begin

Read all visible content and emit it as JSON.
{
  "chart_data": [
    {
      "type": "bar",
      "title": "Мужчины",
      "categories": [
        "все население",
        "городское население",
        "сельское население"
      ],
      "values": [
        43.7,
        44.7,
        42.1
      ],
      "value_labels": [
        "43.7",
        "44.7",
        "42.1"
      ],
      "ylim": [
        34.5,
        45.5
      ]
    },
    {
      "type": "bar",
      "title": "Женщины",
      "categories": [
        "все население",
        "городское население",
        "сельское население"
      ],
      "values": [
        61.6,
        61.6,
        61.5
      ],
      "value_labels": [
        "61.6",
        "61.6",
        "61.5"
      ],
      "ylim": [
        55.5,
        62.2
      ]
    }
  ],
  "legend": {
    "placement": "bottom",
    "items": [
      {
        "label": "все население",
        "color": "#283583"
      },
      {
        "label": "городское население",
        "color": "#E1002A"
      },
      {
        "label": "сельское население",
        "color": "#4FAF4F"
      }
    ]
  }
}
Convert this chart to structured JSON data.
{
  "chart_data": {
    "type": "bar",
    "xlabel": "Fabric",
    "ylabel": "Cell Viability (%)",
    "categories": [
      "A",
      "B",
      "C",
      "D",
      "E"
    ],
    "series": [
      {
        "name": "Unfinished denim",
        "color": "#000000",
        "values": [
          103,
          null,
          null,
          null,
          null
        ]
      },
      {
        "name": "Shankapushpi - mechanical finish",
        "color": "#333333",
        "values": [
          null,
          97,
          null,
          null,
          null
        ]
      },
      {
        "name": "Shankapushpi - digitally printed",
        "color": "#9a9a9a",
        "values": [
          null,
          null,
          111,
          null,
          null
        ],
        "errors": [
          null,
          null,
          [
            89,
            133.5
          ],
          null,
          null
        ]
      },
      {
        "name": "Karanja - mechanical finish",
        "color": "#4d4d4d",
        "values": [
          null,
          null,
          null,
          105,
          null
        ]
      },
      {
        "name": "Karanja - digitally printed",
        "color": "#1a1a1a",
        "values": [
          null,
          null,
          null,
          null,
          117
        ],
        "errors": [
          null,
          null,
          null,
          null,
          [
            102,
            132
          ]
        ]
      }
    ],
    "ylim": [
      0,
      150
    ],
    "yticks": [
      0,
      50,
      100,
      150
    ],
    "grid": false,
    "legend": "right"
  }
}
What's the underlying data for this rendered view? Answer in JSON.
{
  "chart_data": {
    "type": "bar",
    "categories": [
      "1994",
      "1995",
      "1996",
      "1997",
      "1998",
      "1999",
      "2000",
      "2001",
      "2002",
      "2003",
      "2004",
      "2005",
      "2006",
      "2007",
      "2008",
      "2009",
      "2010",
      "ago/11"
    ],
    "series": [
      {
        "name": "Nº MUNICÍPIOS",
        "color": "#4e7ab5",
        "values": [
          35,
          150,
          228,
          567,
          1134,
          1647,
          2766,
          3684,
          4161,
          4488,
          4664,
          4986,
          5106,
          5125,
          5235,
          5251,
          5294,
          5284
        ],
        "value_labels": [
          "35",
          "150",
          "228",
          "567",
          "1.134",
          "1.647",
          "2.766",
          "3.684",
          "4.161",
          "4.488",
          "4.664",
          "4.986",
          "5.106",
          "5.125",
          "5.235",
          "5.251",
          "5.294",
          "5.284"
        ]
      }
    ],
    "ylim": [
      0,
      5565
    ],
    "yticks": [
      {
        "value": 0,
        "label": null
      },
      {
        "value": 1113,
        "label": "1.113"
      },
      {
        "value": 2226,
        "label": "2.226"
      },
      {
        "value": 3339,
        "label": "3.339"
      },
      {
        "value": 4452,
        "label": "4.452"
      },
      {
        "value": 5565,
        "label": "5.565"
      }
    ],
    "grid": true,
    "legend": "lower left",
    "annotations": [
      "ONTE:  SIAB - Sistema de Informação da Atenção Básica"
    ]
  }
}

end

TASK DESCRIPTION:
Where a line of the data holds "printed", show that line.

RESPONSE TO THIS EXERCISE:
        "name": "Shankapushpi - digitally printed",
        "name": "Karanja - digitally printed",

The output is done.